[Box annotation data]
━━━━━━━━
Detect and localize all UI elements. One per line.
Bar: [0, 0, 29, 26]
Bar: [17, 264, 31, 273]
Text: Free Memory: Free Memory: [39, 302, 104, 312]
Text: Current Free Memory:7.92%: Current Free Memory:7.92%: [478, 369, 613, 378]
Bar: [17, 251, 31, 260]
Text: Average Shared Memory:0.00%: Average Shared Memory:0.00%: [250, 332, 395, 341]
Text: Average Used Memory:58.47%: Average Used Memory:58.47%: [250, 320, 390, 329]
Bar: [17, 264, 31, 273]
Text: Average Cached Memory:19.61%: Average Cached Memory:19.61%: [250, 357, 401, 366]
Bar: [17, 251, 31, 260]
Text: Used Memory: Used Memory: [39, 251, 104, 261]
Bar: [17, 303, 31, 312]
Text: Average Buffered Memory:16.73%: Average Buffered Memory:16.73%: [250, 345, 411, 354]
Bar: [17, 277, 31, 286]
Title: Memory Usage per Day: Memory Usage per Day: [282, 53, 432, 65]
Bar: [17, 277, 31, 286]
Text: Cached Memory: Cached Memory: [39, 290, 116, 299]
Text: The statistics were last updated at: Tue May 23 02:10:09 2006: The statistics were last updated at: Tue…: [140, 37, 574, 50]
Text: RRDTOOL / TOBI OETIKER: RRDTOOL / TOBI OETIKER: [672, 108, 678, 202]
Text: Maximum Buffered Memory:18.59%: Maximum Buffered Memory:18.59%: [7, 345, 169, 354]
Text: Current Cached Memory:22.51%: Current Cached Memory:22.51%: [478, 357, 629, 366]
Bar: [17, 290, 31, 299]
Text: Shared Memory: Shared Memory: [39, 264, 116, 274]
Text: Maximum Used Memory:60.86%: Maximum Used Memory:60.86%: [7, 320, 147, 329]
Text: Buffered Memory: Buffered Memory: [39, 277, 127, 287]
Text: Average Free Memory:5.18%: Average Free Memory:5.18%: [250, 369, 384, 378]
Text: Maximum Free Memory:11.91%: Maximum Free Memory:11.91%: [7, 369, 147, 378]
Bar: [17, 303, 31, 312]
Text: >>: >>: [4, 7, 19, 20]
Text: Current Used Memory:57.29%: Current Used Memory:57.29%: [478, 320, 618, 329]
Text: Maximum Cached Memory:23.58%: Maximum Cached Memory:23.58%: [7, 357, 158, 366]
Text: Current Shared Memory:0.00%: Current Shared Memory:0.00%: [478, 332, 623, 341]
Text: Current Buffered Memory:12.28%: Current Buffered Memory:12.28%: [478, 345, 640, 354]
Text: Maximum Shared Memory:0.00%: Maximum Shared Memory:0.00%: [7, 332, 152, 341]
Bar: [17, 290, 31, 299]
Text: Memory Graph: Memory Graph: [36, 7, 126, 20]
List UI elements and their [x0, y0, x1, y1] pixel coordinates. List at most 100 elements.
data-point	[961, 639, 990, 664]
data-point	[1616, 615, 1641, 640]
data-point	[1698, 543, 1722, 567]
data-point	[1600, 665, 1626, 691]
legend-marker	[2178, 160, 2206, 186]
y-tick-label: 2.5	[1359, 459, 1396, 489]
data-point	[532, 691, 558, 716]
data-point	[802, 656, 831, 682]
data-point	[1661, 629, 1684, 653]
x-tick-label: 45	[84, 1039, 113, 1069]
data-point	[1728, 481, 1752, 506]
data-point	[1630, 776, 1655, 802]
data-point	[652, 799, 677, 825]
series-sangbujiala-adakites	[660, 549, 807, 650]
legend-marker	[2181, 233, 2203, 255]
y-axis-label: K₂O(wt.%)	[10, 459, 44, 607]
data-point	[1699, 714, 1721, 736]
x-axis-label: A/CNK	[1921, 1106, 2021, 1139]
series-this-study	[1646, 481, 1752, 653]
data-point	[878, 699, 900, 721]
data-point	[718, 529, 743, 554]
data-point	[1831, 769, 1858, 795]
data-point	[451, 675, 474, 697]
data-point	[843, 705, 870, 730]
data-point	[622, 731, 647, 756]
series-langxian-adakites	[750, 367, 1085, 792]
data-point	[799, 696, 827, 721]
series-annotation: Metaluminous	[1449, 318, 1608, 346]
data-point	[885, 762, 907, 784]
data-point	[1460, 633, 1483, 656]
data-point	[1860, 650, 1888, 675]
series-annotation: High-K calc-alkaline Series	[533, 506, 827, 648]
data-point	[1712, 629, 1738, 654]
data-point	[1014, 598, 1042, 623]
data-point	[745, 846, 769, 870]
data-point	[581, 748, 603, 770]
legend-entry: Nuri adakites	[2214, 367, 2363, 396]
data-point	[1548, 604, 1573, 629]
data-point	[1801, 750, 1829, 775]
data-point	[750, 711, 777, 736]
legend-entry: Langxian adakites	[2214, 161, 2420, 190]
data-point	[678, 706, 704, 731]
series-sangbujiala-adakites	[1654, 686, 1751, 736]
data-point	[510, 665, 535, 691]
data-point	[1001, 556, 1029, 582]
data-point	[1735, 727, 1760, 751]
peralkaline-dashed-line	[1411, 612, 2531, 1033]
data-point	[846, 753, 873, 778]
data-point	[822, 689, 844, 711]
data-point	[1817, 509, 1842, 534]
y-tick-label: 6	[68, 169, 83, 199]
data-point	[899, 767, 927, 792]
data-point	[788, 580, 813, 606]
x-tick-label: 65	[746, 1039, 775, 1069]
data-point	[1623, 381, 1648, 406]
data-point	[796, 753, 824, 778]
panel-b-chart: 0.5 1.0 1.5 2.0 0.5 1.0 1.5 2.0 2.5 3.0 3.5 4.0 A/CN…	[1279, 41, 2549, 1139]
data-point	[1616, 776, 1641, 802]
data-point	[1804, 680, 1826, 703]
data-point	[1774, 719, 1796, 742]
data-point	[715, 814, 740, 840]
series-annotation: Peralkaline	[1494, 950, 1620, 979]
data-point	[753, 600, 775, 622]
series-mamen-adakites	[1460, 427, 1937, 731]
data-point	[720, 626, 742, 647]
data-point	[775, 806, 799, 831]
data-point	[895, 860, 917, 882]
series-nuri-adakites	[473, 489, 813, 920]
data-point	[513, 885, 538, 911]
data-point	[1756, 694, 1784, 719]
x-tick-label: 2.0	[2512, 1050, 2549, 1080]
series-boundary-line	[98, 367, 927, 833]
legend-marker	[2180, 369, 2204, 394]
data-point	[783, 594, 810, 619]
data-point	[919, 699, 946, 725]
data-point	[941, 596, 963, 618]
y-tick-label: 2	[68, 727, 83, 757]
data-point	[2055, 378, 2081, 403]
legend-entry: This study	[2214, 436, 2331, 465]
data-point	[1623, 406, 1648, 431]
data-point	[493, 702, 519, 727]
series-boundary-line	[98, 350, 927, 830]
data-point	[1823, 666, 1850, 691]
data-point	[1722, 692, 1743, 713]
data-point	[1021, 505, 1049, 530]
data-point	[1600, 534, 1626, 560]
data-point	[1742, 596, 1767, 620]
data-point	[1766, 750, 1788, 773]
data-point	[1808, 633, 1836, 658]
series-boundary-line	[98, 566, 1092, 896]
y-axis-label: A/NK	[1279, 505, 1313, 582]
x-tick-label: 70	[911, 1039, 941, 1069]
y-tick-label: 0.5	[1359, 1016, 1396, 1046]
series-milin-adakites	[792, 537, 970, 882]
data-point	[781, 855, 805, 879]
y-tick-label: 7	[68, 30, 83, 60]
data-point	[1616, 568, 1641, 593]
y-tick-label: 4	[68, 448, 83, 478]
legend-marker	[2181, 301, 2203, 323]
━━━━━━━━
Task prompt - Reproduce verbatim the stretch from the start of the items through the line containing "Text: Shared Memory: Shared", both ends included.

Exercise answer -
Detect and localize all UI elements. One per line.
Bar: [0, 0, 29, 26]
Bar: [17, 264, 31, 273]
Text: Free Memory: Free Memory: [39, 302, 104, 312]
Text: Current Free Memory:7.92%: Current Free Memory:7.92%: [478, 369, 613, 378]
Bar: [17, 251, 31, 260]
Text: Average Shared Memory:0.00%: Average Shared Memory:0.00%: [250, 332, 395, 341]
Text: Average Used Memory:58.47%: Average Used Memory:58.47%: [250, 320, 390, 329]
Bar: [17, 264, 31, 273]
Text: Average Cached Memory:19.61%: Average Cached Memory:19.61%: [250, 357, 401, 366]
Bar: [17, 251, 31, 260]
Text: Used Memory: Used Memory: [39, 251, 104, 261]
Bar: [17, 303, 31, 312]
Text: Average Buffered Memory:16.73%: Average Buffered Memory:16.73%: [250, 345, 411, 354]
Bar: [17, 277, 31, 286]
Title: Memory Usage per Day: Memory Usage per Day: [282, 53, 432, 65]
Bar: [17, 277, 31, 286]
Text: Cached Memory: Cached Memory: [39, 290, 116, 299]
Text: The statistics were last updated at: Tue May 23 02:10:09 2006: The statistics were last updated at: Tue…: [140, 37, 574, 50]
Text: RRDTOOL / TOBI OETIKER: RRDTOOL / TOBI OETIKER: [672, 108, 678, 202]
Text: Maximum Buffered Memory:18.59%: Maximum Buffered Memory:18.59%: [7, 345, 169, 354]
Text: Current Cached Memory:22.51%: Current Cached Memory:22.51%: [478, 357, 629, 366]
Bar: [17, 290, 31, 299]
Text: Shared Memory: Shared Memory: [39, 264, 116, 274]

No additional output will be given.